**What is required**
Copy out all of the material exactly as presented.

━━━━━ Record excerpts ━━━━━

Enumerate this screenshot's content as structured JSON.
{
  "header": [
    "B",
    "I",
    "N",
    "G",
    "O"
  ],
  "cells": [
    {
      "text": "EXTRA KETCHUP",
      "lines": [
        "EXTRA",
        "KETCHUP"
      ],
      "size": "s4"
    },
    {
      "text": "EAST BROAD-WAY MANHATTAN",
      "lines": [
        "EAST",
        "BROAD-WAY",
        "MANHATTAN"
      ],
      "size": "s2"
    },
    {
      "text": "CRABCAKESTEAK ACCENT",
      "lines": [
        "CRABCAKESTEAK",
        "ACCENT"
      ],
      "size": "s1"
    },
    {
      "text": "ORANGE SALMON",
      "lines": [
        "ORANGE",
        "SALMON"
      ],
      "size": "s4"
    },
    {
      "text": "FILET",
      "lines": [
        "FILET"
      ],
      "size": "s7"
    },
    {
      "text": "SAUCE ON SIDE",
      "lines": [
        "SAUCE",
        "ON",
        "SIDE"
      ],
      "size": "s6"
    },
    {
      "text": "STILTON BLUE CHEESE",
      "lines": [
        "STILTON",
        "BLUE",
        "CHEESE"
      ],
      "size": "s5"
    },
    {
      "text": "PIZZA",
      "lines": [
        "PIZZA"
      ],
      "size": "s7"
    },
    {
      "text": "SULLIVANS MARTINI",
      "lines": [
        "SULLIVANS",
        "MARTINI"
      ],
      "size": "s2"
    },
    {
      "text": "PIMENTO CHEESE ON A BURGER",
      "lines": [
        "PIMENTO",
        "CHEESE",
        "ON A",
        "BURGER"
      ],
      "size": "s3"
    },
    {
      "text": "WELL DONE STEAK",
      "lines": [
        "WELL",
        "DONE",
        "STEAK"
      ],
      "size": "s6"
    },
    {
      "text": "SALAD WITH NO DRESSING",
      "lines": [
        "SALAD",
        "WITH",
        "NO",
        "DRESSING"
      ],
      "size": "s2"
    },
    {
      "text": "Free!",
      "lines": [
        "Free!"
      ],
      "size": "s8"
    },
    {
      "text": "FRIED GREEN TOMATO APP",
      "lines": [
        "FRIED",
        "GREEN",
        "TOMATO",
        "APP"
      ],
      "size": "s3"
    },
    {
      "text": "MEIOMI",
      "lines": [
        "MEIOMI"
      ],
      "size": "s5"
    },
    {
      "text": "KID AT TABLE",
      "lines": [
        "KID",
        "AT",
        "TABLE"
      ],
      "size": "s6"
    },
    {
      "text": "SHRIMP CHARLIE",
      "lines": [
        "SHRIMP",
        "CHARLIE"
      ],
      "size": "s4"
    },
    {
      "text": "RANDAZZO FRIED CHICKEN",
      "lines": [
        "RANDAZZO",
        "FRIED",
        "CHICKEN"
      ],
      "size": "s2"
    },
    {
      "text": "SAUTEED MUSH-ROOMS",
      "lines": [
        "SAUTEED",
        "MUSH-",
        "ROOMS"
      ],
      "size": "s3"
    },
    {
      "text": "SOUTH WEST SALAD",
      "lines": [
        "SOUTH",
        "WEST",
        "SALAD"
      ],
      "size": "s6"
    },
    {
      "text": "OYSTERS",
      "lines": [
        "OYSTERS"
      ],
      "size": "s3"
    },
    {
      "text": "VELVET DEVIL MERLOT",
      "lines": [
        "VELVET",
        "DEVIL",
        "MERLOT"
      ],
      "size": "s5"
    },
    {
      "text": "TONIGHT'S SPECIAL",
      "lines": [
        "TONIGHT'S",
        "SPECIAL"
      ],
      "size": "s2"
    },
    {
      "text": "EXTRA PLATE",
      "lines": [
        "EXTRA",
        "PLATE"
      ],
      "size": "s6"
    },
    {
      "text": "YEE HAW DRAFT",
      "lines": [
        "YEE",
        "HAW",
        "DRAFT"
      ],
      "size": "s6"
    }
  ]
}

━━━━━

**Exercise output**
Enumerate this screenshot's content as structured JSON.
{
  "header": [
    "B",
    "I",
    "N",
    "G",
    "O"
  ],
  "cells": [
    {
      "text": "EXTRA KETCHUP",
      "lines": [
        "EXTRA",
        "KETCHUP"
      ],
      "size": "s4"
    },
    {
      "text": "EAST BROAD-WAY MANHATTAN",
      "lines": [
        "EAST",
        "BROAD-WAY",
        "MANHATTAN"
      ],
      "size": "s2"
    },
    {
      "text": "CRABCAKESTEAK ACCENT",
      "lines": [
        "CRABCAKESTEAK",
        "ACCENT"
      ],
      "size": "s1"
    },
    {
      "text": "ORANGE SALMON",
      "lines": [
        "ORANGE",
        "SALMON"
      ],
      "size": "s4"
    },
    {
      "text": "FILET",
      "lines": [
        "FILET"
      ],
      "size": "s7"
    },
    {
      "text": "SAUCE ON SIDE",
      "lines": [
        "SAUCE",
        "ON",
        "SIDE"
      ],
      "size": "s6"
    },
    {
      "text": "STILTON BLUE CHEESE",
      "lines": [
        "STILTON",
        "BLUE",
        "CHEESE"
      ],
      "size": "s5"
    },
    {
      "text": "PIZZA",
      "lines": [
        "PIZZA"
      ],
      "size": "s7"
    },
    {
      "text": "SULLIVANS MARTINI",
      "lines": [
        "SULLIVANS",
        "MARTINI"
      ],
      "size": "s2"
    },
    {
      "text": "PIMENTO CHEESE ON A BURGER",
      "lines": [
        "PIMENTO",
        "CHEESE",
        "ON A",
        "BURGER"
      ],
      "size": "s3"
    },
    {
      "text": "WELL DONE STEAK",
      "lines": [
        "WELL",
        "DONE",
        "STEAK"
      ],
      "size": "s6"
    },
    {
      "text": "SALAD WITH NO DRESSING",
      "lines": [
        "SALAD",
        "WITH",
        "NO",
        "DRESSING"
      ],
      "size": "s2"
    },
    {
      "text": "Free!",
      "lines": [
        "Free!"
      ],
      "size": "s8"
    },
    {
      "text": "FRIED GREEN TOMATO APP",
      "lines": [
        "FRIED",
        "GREEN",
        "TOMATO",
        "APP"
      ],
      "size": "s3"
    },
    {
      "text": "MEIOMI",
      "lines": [
        "MEIOMI"
      ],
      "size": "s5"
    },
    {
      "text": "KID AT TABLE",
      "lines": [
        "KID",
        "AT",
        "TABLE"
      ],
      "size": "s6"
    },
    {
      "text": "SHRIMP CHARLIE",
      "lines": [
        "SHRIMP",
        "CHARLIE"
      ],
      "size": "s4"
    },
    {
      "text": "RANDAZZO FRIED CHICKEN",
      "lines": [
        "RANDAZZO",
        "FRIED",
        "CHICKEN"
      ],
      "size": "s2"
    },
    {
      "text": "SAUTEED MUSH-ROOMS",
      "lines": [
        "SAUTEED",
        "MUSH-",
        "ROOMS"
      ],
      "size": "s3"
    },
    {
      "text": "SOUTH WEST SALAD",
      "lines": [
        "SOUTH",
        "WEST",
        "SALAD"
      ],
      "size": "s6"
    },
    {
      "text": "OYSTERS",
      "lines": [
        "OYSTERS"
      ],
      "size": "s3"
    },
    {
      "text": "VELVET DEVIL MERLOT",
      "lines": [
        "VELVET",
        "DEVIL",
        "MERLOT"
      ],
      "size": "s5"
    },
    {
      "text": "TONIGHT'S SPECIAL",
      "lines": [
        "TONIGHT'S",
        "SPECIAL"
      ],
      "size": "s2"
    },
    {
      "text": "EXTRA PLATE",
      "lines": [
        "EXTRA",
        "PLATE"
      ],
      "size": "s6"
    },
    {
      "text": "YEE HAW DRAFT",
      "lines": [
        "YEE",
        "HAW",
        "DRAFT"
      ],
      "size": "s6"
    }
  ]
}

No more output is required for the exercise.